### Task requirements
Track down the lines that contain "Bank" and copy them.

### Stored data
· · · ·

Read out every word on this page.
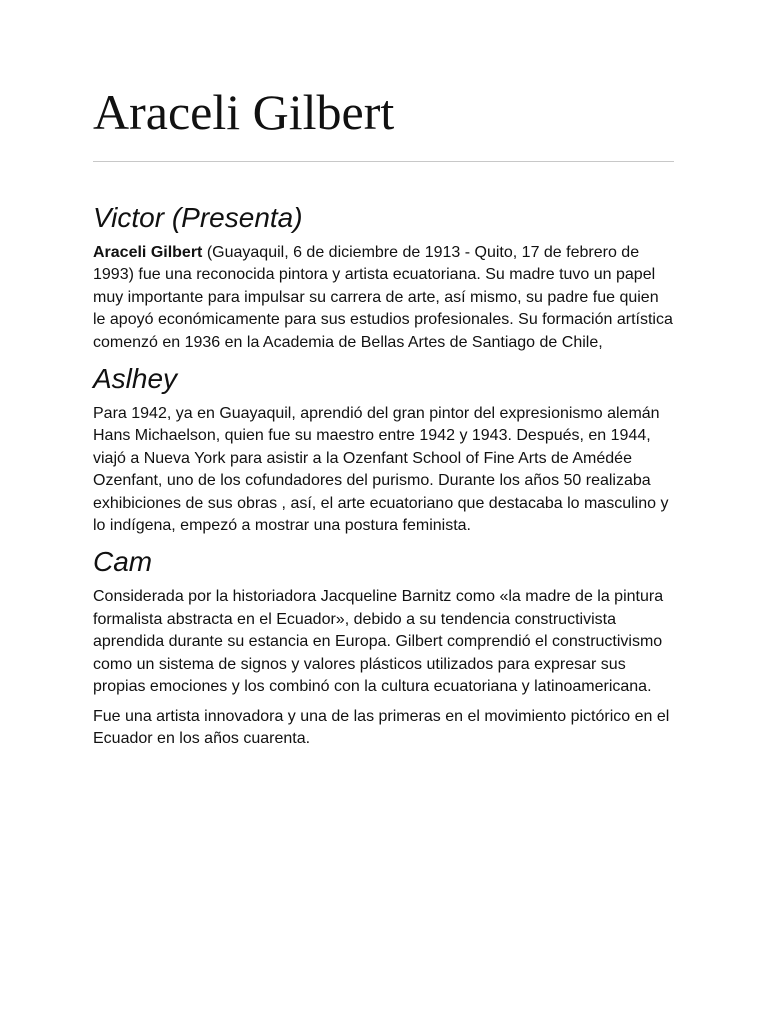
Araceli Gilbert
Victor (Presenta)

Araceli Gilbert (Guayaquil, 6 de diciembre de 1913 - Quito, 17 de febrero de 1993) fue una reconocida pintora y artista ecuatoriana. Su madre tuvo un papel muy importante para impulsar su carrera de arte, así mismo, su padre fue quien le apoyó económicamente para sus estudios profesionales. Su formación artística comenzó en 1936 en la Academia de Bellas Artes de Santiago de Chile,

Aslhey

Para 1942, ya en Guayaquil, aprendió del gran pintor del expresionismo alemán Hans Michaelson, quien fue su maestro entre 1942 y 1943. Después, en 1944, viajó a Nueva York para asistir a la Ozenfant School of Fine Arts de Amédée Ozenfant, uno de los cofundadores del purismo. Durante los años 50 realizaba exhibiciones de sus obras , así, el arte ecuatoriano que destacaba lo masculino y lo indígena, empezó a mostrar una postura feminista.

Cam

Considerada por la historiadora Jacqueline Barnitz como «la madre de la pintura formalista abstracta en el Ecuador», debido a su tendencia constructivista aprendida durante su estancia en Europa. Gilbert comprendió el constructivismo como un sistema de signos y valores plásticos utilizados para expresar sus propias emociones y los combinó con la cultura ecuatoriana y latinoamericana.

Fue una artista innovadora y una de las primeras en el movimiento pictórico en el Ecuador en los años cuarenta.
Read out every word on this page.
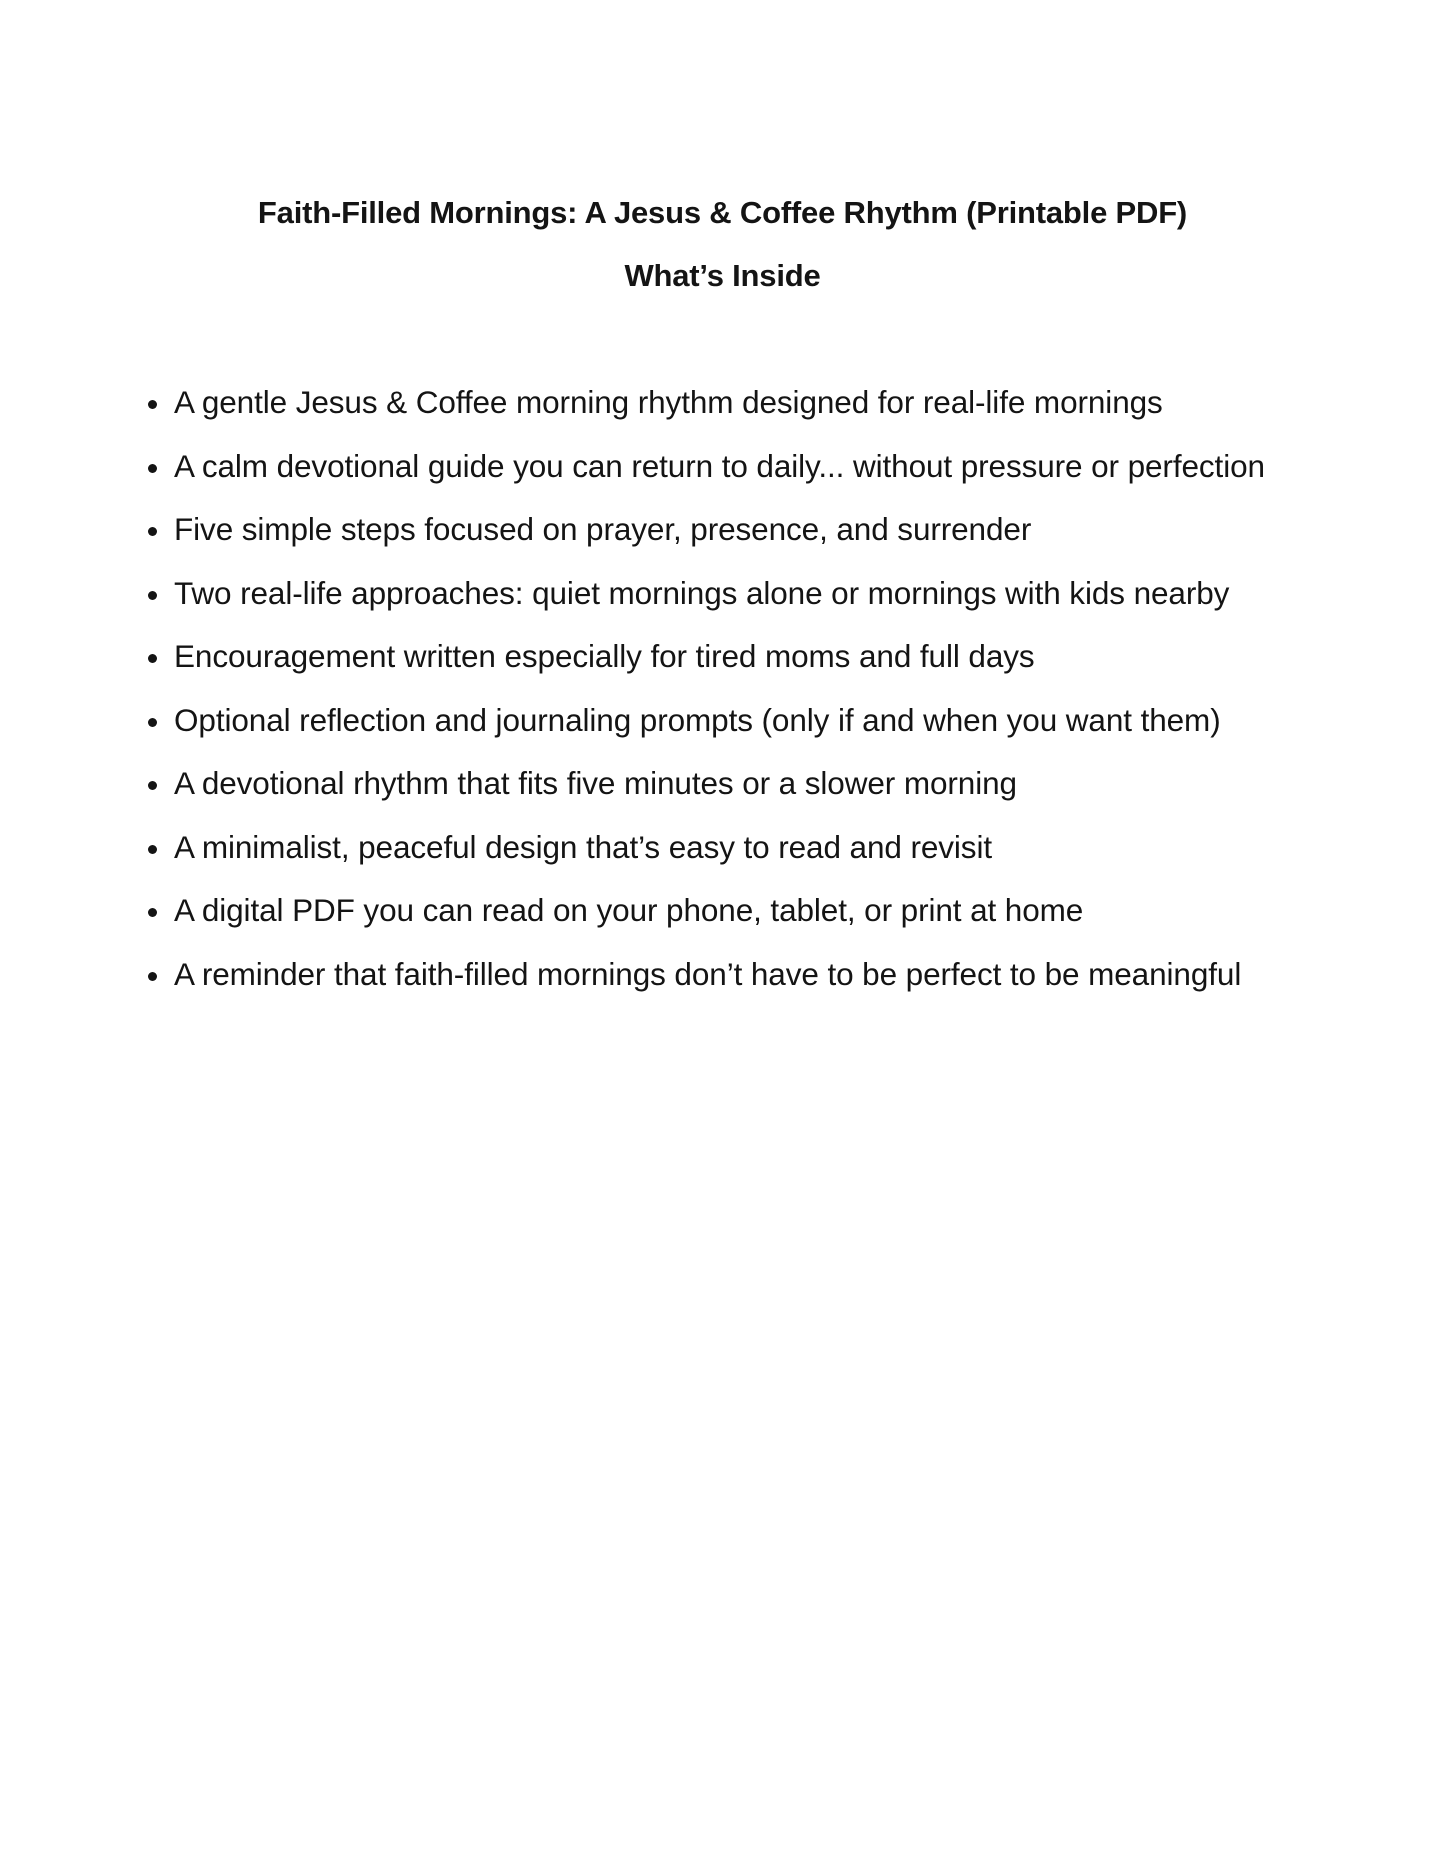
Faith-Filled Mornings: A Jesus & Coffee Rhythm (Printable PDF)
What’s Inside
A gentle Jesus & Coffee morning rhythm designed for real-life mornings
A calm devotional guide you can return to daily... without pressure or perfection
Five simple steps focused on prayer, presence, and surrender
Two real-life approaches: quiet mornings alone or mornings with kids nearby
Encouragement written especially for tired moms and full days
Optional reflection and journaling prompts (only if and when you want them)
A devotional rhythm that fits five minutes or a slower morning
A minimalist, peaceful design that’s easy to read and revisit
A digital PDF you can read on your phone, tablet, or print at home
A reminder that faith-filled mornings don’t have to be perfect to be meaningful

· · · ·

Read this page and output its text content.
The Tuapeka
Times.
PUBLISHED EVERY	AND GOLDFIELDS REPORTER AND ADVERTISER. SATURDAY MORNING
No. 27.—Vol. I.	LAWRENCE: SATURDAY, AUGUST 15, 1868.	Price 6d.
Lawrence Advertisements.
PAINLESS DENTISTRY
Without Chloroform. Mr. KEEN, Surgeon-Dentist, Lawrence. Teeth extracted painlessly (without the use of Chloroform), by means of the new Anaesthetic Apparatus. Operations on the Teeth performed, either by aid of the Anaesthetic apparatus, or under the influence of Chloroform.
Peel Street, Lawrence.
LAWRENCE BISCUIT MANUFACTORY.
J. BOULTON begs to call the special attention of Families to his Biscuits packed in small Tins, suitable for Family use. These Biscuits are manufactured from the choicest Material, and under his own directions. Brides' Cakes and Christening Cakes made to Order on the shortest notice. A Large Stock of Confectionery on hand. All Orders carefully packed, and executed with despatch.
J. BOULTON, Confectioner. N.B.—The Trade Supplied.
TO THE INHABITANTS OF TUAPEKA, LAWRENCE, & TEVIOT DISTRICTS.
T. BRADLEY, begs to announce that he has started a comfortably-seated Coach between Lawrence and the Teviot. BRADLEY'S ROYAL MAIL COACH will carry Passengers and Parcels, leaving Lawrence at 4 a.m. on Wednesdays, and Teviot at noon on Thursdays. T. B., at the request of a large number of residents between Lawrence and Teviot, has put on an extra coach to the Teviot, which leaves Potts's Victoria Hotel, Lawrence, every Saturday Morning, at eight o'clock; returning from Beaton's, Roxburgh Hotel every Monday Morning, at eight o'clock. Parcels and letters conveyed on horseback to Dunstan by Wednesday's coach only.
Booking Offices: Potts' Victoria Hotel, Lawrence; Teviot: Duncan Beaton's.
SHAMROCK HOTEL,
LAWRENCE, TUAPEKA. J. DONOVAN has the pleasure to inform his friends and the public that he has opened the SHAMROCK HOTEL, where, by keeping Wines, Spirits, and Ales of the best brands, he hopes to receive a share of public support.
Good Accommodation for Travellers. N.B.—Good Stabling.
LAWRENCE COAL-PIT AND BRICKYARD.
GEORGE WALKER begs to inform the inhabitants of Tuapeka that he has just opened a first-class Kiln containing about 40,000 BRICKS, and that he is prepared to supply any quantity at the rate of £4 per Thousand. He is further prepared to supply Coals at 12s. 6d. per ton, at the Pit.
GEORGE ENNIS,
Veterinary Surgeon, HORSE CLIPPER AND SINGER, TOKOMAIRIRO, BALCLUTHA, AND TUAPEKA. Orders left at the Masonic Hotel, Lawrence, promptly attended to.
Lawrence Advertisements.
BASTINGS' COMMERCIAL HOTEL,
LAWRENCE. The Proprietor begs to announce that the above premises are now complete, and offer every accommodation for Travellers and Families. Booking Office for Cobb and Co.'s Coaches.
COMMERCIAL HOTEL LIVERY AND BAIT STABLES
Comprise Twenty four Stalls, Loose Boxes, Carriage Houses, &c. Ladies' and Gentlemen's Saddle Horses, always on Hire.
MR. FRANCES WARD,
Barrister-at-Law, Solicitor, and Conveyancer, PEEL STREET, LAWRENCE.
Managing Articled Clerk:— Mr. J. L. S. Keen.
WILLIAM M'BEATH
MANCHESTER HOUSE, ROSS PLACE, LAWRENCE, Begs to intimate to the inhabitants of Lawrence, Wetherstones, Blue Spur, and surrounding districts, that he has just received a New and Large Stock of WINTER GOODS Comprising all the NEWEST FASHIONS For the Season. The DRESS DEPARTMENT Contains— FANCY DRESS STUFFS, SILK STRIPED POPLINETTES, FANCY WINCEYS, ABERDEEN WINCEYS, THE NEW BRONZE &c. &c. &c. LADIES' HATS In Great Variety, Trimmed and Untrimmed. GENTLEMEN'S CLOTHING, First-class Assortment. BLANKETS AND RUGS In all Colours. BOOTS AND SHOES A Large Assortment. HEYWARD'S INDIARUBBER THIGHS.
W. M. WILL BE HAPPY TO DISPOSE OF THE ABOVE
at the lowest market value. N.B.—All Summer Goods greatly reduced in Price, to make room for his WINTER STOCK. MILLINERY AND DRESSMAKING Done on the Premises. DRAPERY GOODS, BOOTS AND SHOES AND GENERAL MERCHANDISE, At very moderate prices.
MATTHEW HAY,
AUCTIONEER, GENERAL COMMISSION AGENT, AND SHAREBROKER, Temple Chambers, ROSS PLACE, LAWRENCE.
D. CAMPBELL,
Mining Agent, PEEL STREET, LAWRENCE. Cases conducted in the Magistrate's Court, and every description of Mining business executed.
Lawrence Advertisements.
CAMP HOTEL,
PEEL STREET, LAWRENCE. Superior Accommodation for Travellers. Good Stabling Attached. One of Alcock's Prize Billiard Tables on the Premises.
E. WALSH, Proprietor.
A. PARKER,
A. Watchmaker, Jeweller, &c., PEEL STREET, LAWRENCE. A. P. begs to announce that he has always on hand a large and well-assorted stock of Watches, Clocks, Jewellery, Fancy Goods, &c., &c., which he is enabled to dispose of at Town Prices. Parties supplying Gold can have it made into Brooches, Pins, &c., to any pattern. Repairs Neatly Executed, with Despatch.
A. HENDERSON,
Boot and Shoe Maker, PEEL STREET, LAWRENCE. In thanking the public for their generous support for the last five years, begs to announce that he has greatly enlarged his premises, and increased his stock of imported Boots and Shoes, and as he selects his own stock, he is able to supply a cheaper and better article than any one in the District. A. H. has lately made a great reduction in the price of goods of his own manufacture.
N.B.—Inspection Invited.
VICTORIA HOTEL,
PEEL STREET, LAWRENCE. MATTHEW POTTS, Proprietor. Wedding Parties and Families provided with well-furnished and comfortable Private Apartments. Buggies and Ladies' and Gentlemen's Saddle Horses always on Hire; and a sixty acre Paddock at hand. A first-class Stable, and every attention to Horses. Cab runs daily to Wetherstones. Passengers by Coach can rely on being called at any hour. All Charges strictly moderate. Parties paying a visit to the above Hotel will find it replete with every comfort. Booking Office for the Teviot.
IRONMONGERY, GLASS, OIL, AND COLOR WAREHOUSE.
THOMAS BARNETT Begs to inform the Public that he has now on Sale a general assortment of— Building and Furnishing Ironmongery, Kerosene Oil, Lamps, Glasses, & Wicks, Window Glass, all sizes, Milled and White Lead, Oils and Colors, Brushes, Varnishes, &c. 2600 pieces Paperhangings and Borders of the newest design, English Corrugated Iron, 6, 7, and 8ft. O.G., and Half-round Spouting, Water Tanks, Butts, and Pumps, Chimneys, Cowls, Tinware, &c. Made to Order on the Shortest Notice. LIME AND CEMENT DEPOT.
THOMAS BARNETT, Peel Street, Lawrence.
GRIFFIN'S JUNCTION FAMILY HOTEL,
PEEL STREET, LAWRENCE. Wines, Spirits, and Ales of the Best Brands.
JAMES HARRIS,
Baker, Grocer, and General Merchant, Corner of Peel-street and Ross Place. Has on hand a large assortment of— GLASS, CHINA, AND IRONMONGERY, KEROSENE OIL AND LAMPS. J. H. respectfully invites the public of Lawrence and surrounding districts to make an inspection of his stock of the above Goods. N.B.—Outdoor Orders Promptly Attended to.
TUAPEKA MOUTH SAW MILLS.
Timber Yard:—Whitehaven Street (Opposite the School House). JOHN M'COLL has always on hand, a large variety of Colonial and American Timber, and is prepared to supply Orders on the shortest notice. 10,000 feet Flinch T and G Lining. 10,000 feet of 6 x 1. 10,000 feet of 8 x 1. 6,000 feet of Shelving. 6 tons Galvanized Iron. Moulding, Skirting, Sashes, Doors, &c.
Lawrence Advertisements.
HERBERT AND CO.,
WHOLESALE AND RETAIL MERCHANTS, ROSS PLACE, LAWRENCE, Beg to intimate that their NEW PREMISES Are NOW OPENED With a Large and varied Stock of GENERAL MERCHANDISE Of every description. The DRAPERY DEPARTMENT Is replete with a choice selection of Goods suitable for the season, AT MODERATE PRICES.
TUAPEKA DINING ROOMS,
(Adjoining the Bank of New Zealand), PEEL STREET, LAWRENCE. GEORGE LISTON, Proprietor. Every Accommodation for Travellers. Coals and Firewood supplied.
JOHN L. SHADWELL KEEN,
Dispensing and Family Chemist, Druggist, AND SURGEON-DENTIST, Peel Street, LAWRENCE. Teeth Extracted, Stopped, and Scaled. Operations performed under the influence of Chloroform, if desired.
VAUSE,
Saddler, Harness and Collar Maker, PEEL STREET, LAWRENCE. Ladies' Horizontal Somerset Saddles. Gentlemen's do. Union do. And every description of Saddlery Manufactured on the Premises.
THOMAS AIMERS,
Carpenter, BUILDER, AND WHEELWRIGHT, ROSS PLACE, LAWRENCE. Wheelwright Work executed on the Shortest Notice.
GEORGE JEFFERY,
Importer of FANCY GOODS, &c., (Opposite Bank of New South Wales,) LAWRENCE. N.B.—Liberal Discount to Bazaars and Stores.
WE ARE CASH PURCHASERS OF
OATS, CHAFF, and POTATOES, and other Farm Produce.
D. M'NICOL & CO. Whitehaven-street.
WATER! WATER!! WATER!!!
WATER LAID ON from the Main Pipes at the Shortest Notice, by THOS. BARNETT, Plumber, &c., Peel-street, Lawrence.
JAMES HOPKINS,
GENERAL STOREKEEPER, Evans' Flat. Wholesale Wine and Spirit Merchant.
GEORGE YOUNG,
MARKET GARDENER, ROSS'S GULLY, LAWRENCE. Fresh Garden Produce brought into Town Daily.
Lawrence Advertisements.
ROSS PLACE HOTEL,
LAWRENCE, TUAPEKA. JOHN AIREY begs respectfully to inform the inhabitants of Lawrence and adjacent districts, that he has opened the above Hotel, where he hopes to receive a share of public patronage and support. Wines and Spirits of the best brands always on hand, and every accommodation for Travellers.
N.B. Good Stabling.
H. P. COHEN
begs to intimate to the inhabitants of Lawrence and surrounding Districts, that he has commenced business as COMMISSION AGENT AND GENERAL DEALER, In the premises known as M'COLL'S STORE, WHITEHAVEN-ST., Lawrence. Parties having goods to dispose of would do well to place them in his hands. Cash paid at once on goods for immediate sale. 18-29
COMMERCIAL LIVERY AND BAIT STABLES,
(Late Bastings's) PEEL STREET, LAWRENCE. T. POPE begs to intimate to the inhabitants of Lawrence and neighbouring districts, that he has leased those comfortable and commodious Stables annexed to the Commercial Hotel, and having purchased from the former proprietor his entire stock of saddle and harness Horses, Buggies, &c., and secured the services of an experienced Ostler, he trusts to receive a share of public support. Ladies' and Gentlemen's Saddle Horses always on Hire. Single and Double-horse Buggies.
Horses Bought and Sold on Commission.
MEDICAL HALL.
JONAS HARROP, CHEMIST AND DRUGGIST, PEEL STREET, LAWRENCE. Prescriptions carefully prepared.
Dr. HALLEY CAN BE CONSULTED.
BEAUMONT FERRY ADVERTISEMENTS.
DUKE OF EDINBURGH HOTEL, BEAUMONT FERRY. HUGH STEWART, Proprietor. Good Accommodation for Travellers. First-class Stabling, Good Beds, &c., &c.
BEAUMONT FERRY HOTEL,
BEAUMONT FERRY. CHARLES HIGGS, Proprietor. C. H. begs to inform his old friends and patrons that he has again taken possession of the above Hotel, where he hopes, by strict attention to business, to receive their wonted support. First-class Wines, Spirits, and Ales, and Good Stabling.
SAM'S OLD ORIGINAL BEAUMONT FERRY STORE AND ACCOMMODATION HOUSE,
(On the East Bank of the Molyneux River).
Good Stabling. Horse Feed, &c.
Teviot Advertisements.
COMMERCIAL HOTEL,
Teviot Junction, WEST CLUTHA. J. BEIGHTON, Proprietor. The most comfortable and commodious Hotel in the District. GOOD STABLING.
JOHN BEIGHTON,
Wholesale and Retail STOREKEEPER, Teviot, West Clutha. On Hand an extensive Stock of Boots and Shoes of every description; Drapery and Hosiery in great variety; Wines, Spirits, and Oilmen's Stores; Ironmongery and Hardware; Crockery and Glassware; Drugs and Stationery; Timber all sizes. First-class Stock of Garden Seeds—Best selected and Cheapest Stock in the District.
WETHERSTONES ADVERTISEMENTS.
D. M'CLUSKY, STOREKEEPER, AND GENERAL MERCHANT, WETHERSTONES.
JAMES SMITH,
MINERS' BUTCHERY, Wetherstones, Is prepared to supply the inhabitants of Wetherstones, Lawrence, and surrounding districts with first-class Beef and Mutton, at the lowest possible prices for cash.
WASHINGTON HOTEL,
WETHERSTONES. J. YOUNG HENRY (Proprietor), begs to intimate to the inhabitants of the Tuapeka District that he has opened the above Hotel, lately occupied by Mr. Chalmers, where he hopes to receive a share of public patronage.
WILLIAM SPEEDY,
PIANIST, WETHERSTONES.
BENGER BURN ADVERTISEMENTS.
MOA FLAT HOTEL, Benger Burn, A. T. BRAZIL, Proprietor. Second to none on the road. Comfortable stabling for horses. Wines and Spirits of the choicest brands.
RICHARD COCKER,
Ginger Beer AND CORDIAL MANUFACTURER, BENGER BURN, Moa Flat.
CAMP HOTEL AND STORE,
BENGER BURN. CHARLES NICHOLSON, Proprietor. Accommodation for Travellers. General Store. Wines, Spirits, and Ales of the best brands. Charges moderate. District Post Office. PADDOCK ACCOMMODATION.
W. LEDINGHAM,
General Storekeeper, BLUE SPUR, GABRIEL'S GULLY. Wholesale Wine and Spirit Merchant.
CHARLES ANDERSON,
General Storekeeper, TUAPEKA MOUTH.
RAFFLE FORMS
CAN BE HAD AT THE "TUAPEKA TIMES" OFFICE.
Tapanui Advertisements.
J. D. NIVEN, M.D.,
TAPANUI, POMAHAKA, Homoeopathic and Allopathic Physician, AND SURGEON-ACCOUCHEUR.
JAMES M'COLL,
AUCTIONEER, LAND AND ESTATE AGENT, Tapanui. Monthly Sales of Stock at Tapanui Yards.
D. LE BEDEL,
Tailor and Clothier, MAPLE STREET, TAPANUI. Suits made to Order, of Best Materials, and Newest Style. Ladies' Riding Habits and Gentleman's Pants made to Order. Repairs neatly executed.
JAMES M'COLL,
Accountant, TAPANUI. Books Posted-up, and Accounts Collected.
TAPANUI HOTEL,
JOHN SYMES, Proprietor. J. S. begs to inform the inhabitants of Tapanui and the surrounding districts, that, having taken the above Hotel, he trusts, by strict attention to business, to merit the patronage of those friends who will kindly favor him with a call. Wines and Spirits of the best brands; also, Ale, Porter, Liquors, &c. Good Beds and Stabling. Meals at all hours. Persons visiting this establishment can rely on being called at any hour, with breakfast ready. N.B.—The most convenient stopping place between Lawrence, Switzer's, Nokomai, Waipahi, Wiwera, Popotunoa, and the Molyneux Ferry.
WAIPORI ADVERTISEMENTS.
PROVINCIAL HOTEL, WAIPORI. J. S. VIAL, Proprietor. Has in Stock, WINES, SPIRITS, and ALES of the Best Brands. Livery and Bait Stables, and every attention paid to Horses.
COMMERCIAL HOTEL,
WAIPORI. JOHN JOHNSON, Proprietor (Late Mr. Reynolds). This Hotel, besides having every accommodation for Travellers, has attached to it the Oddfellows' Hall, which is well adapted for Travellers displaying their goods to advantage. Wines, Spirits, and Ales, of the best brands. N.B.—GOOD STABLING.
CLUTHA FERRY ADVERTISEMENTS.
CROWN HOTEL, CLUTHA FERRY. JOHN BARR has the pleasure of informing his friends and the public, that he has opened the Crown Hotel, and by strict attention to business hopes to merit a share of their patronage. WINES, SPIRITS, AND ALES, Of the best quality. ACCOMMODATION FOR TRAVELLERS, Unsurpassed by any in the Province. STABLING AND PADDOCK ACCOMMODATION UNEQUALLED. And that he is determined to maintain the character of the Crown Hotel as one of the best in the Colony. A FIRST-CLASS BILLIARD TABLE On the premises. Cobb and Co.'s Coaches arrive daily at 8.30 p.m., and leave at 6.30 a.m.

· · · ·

### Response below
(Adjoining the Bank of New Zealand), PEEL STREET, LAWRENCE. GEORGE LISTON, Proprietor. Every Accommodation for Travellers. Coals and Firewood supplied.
Importer of FANCY GOODS, &c., (Opposite Bank of New South Wales,) LAWRENCE. N.B.—Liberal Discount to Bazaars and Stores.
(On the East Bank of the Molyneux River).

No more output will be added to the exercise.